- **SUPPLIED MATERIAL**
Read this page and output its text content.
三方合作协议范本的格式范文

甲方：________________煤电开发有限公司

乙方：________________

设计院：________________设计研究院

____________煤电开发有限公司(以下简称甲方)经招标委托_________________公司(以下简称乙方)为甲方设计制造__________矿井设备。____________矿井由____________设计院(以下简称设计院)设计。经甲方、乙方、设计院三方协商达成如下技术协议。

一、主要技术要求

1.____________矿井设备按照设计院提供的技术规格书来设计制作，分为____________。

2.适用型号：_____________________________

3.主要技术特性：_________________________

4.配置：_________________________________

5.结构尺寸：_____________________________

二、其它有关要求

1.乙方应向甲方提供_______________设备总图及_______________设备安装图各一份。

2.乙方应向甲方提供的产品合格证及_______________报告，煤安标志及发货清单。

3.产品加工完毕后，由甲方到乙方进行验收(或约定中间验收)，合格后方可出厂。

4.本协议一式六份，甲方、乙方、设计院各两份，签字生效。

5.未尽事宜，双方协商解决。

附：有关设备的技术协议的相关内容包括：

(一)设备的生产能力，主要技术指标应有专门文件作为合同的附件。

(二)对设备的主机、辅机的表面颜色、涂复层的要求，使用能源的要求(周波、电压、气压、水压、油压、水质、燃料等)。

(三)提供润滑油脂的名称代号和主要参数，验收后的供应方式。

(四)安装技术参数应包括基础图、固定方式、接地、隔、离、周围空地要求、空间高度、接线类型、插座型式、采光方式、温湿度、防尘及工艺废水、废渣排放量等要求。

- **TASK OBJECTIVE**
Your task is to repeat the data exactly; please include every line.

- **RESULT BELOW**
Read this page and output its text content.
三方合作协议范本的格式范文

甲方：________________煤电开发有限公司

乙方：________________

设计院：________________设计研究院

____________煤电开发有限公司(以下简称甲方)经招标委托_________________公司(以下简称乙方)为甲方设计制造__________矿井设备。____________矿井由____________设计院(以下简称设计院)设计。经甲方、乙方、设计院三方协商达成如下技术协议。

一、主要技术要求

1.____________矿井设备按照设计院提供的技术规格书来设计制作，分为____________。

2.适用型号：_____________________________

3.主要技术特性：_________________________

4.配置：_________________________________

5.结构尺寸：_____________________________

二、其它有关要求

1.乙方应向甲方提供_______________设备总图及_______________设备安装图各一份。

2.乙方应向甲方提供的产品合格证及_______________报告，煤安标志及发货清单。

3.产品加工完毕后，由甲方到乙方进行验收(或约定中间验收)，合格后方可出厂。

4.本协议一式六份，甲方、乙方、设计院各两份，签字生效。

5.未尽事宜，双方协商解决。

附：有关设备的技术协议的相关内容包括：

(一)设备的生产能力，主要技术指标应有专门文件作为合同的附件。

(二)对设备的主机、辅机的表面颜色、涂复层的要求，使用能源的要求(周波、电压、气压、水压、油压、水质、燃料等)。

(三)提供润滑油脂的名称代号和主要参数，验收后的供应方式。

(四)安装技术参数应包括基础图、固定方式、接地、隔、离、周围空地要求、空间高度、接线类型、插座型式、采光方式、温湿度、防尘及工艺废水、废渣排放量等要求。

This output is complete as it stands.